(GOAL) Reproduce all of the data exactly, with no line skipped.

* * * *

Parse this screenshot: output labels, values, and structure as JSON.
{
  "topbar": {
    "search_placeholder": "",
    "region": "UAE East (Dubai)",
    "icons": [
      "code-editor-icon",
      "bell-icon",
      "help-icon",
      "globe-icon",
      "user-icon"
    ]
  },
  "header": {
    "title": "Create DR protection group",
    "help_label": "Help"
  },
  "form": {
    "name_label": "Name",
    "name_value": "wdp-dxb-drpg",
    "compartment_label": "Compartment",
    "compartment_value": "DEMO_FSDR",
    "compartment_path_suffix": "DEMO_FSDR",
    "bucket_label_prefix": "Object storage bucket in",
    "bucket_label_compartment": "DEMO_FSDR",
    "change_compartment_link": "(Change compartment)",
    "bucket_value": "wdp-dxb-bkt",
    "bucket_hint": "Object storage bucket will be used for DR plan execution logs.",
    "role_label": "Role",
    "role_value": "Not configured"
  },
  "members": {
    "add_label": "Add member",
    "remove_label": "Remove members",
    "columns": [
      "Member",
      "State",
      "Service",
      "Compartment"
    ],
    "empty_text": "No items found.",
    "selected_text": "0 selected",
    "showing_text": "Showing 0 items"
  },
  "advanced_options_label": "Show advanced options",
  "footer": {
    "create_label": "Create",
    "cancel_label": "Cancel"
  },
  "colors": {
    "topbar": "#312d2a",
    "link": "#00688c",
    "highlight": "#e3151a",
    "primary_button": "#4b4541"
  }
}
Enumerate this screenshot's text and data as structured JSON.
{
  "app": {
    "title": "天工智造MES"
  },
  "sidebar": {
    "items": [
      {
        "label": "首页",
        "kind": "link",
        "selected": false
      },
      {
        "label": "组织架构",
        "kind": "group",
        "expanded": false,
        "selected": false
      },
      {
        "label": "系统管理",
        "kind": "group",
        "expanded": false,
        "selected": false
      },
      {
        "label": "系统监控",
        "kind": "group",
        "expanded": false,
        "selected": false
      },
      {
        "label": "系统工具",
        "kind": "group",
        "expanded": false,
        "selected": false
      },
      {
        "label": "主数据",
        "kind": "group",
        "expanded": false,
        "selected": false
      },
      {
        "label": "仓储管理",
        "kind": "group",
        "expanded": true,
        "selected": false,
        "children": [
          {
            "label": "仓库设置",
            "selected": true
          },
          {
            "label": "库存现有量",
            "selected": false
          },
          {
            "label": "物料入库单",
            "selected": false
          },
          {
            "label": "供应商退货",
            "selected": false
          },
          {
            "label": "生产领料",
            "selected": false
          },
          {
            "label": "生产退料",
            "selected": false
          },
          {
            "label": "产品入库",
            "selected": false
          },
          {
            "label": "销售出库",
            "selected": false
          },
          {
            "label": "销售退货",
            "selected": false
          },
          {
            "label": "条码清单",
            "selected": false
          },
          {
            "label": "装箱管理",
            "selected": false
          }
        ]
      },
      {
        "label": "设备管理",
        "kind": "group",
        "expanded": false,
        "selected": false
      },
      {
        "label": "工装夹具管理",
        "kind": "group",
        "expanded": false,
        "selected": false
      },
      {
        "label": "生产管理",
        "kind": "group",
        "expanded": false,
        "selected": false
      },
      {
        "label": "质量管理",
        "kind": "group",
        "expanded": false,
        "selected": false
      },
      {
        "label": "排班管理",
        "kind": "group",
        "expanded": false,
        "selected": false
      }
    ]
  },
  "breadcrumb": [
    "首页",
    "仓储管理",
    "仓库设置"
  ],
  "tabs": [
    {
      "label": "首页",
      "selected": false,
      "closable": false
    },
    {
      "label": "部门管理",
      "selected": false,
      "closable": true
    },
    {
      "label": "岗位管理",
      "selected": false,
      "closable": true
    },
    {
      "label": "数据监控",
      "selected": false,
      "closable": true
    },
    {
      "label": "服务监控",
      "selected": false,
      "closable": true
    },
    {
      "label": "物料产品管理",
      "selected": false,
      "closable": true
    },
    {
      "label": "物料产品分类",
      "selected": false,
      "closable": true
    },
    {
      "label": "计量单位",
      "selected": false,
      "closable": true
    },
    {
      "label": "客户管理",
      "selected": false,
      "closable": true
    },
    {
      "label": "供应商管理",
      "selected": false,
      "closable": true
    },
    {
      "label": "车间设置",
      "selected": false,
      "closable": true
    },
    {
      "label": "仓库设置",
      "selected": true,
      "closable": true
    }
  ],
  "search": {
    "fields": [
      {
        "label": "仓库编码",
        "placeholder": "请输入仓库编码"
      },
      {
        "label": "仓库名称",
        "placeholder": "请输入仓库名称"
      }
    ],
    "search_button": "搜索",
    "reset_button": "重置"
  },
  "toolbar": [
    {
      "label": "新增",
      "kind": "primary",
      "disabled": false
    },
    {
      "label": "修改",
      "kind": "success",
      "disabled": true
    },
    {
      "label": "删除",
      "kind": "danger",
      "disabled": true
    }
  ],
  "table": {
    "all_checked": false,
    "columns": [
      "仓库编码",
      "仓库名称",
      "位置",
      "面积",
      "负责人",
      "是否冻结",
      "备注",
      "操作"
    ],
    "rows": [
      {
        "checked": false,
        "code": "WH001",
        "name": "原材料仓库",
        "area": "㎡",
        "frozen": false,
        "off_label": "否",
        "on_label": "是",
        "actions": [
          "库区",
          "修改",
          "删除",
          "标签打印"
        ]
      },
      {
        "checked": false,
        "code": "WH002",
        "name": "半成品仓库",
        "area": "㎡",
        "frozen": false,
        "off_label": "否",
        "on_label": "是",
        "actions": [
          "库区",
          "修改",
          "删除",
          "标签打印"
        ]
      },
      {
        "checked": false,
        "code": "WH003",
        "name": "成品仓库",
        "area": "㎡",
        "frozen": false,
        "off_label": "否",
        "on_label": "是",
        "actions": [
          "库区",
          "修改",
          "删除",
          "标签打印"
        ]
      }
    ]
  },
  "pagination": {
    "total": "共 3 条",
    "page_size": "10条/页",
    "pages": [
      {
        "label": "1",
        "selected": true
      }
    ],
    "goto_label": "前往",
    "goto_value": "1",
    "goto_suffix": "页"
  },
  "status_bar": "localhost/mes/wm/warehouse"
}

* * * *

(ANSWER IN FULL)
Parse this screenshot: output labels, values, and structure as JSON.
{
  "topbar": {
    "search_placeholder": "",
    "region": "UAE East (Dubai)",
    "icons": [
      "code-editor-icon",
      "bell-icon",
      "help-icon",
      "globe-icon",
      "user-icon"
    ]
  },
  "header": {
    "title": "Create DR protection group",
    "help_label": "Help"
  },
  "form": {
    "name_label": "Name",
    "name_value": "wdp-dxb-drpg",
    "compartment_label": "Compartment",
    "compartment_value": "DEMO_FSDR",
    "compartment_path_suffix": "DEMO_FSDR",
    "bucket_label_prefix": "Object storage bucket in",
    "bucket_label_compartment": "DEMO_FSDR",
    "change_compartment_link": "(Change compartment)",
    "bucket_value": "wdp-dxb-bkt",
    "bucket_hint": "Object storage bucket will be used for DR plan execution logs.",
    "role_label": "Role",
    "role_value": "Not configured"
  },
  "members": {
    "add_label": "Add member",
    "remove_label": "Remove members",
    "columns": [
      "Member",
      "State",
      "Service",
      "Compartment"
    ],
    "empty_text": "No items found.",
    "selected_text": "0 selected",
    "showing_text": "Showing 0 items"
  },
  "advanced_options_label": "Show advanced options",
  "footer": {
    "create_label": "Create",
    "cancel_label": "Cancel"
  },
  "colors": {
    "topbar": "#312d2a",
    "link": "#00688c",
    "highlight": "#e3151a",
    "primary_button": "#4b4541"
  }
}
Enumerate this screenshot's text and data as structured JSON.
{
  "app": {
    "title": "天工智造MES"
  },
  "sidebar": {
    "items": [
      {
        "label": "首页",
        "kind": "link",
        "selected": false
      },
      {
        "label": "组织架构",
        "kind": "group",
        "expanded": false,
        "selected": false
      },
      {
        "label": "系统管理",
        "kind": "group",
        "expanded": false,
        "selected": false
      },
      {
        "label": "系统监控",
        "kind": "group",
        "expanded": false,
        "selected": false
      },
      {
        "label": "系统工具",
        "kind": "group",
        "expanded": false,
        "selected": false
      },
      {
        "label": "主数据",
        "kind": "group",
        "expanded": false,
        "selected": false
      },
      {
        "label": "仓储管理",
        "kind": "group",
        "expanded": true,
        "selected": false,
        "children": [
          {
            "label": "仓库设置",
            "selected": true
          },
          {
            "label": "库存现有量",
            "selected": false
          },
          {
            "label": "物料入库单",
            "selected": false
          },
          {
            "label": "供应商退货",
            "selected": false
          },
          {
            "label": "生产领料",
            "selected": false
          },
          {
            "label": "生产退料",
            "selected": false
          },
          {
            "label": "产品入库",
            "selected": false
          },
          {
            "label": "销售出库",
            "selected": false
          },
          {
            "label": "销售退货",
            "selected": false
          },
          {
            "label": "条码清单",
            "selected": false
          },
          {
            "label": "装箱管理",
            "selected": false
          }
        ]
      },
      {
        "label": "设备管理",
        "kind": "group",
        "expanded": false,
        "selected": false
      },
      {
        "label": "工装夹具管理",
        "kind": "group",
        "expanded": false,
        "selected": false
      },
      {
        "label": "生产管理",
        "kind": "group",
        "expanded": false,
        "selected": false
      },
      {
        "label": "质量管理",
        "kind": "group",
        "expanded": false,
        "selected": false
      },
      {
        "label": "排班管理",
        "kind": "group",
        "expanded": false,
        "selected": false
      }
    ]
  },
  "breadcrumb": [
    "首页",
    "仓储管理",
    "仓库设置"
  ],
  "tabs": [
    {
      "label": "首页",
      "selected": false,
      "closable": false
    },
    {
      "label": "部门管理",
      "selected": false,
      "closable": true
    },
    {
      "label": "岗位管理",
      "selected": false,
      "closable": true
    },
    {
      "label": "数据监控",
      "selected": false,
      "closable": true
    },
    {
      "label": "服务监控",
      "selected": false,
      "closable": true
    },
    {
      "label": "物料产品管理",
      "selected": false,
      "closable": true
    },
    {
      "label": "物料产品分类",
      "selected": false,
      "closable": true
    },
    {
      "label": "计量单位",
      "selected": false,
      "closable": true
    },
    {
      "label": "客户管理",
      "selected": false,
      "closable": true
    },
    {
      "label": "供应商管理",
      "selected": false,
      "closable": true
    },
    {
      "label": "车间设置",
      "selected": false,
      "closable": true
    },
    {
      "label": "仓库设置",
      "selected": true,
      "closable": true
    }
  ],
  "search": {
    "fields": [
      {
        "label": "仓库编码",
        "placeholder": "请输入仓库编码"
      },
      {
        "label": "仓库名称",
        "placeholder": "请输入仓库名称"
      }
    ],
    "search_button": "搜索",
    "reset_button": "重置"
  },
  "toolbar": [
    {
      "label": "新增",
      "kind": "primary",
      "disabled": false
    },
    {
      "label": "修改",
      "kind": "success",
      "disabled": true
    },
    {
      "label": "删除",
      "kind": "danger",
      "disabled": true
    }
  ],
  "table": {
    "all_checked": false,
    "columns": [
      "仓库编码",
      "仓库名称",
      "位置",
      "面积",
      "负责人",
      "是否冻结",
      "备注",
      "操作"
    ],
    "rows": [
      {
        "checked": false,
        "code": "WH001",
        "name": "原材料仓库",
        "area": "㎡",
        "frozen": false,
        "off_label": "否",
        "on_label": "是",
        "actions": [
          "库区",
          "修改",
          "删除",
          "标签打印"
        ]
      },
      {
        "checked": false,
        "code": "WH002",
        "name": "半成品仓库",
        "area": "㎡",
        "frozen": false,
        "off_label": "否",
        "on_label": "是",
        "actions": [
          "库区",
          "修改",
          "删除",
          "标签打印"
        ]
      },
      {
        "checked": false,
        "code": "WH003",
        "name": "成品仓库",
        "area": "㎡",
        "frozen": false,
        "off_label": "否",
        "on_label": "是",
        "actions": [
          "库区",
          "修改",
          "删除",
          "标签打印"
        ]
      }
    ]
  },
  "pagination": {
    "total": "共 3 条",
    "page_size": "10条/页",
    "pages": [
      {
        "label": "1",
        "selected": true
      }
    ],
    "goto_label": "前往",
    "goto_value": "1",
    "goto_suffix": "页"
  },
  "status_bar": "localhost/mes/wm/warehouse"
}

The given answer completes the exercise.